- WHAT IS BEING ASKED -
Say how many lines contain "Flower"; the answer is the number alone.

— START MATERIAL PROVIDED —

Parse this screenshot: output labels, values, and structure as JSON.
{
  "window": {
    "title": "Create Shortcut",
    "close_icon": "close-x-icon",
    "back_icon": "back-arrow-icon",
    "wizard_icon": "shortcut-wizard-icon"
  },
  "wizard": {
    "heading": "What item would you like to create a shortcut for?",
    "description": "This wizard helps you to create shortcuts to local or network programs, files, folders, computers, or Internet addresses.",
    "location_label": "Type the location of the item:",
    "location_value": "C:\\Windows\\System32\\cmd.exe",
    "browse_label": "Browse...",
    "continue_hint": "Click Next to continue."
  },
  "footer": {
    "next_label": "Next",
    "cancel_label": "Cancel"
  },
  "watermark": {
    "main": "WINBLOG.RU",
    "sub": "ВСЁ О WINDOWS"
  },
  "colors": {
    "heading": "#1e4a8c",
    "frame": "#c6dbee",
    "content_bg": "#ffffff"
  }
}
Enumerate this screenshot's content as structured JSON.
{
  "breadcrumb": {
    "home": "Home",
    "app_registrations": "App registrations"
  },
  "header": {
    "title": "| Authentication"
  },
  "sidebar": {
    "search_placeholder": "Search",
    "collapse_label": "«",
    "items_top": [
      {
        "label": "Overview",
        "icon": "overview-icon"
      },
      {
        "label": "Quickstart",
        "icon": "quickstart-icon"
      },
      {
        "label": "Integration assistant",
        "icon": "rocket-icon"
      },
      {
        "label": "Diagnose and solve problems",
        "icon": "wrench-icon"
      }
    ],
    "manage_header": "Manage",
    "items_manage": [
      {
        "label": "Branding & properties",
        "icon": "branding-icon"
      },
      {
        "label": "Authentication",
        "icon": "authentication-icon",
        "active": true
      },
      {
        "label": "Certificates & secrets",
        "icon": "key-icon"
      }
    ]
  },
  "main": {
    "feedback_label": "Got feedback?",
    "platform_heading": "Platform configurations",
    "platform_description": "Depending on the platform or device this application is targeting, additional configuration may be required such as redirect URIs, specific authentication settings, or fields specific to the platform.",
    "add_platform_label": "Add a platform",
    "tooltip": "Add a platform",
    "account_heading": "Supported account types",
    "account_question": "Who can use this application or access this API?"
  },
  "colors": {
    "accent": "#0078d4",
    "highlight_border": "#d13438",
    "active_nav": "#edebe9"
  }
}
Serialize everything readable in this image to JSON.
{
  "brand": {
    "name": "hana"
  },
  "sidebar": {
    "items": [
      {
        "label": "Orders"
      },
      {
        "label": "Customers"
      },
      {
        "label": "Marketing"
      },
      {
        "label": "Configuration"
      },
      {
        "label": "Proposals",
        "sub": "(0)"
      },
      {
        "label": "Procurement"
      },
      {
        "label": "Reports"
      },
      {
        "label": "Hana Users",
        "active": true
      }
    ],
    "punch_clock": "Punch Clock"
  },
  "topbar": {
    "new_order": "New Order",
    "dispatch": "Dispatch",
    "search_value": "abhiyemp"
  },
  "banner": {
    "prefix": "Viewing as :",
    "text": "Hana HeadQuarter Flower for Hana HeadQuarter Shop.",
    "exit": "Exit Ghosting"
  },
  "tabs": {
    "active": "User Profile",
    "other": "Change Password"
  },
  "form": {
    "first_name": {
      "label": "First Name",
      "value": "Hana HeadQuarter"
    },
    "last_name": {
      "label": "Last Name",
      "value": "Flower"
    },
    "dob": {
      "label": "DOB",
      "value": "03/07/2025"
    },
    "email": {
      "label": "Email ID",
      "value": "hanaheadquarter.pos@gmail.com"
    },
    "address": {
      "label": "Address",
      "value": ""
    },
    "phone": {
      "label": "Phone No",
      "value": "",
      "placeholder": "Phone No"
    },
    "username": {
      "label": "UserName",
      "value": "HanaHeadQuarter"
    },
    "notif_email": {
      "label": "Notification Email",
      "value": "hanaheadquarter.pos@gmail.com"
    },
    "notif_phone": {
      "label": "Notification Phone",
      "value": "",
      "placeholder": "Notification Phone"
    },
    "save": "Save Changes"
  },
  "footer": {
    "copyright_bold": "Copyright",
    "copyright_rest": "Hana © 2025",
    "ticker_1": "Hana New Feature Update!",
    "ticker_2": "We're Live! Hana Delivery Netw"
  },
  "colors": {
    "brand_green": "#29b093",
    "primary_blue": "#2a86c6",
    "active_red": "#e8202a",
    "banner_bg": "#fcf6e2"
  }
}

— END MATERIAL PROVIDED —

- COMPLETE OUTPUT -
2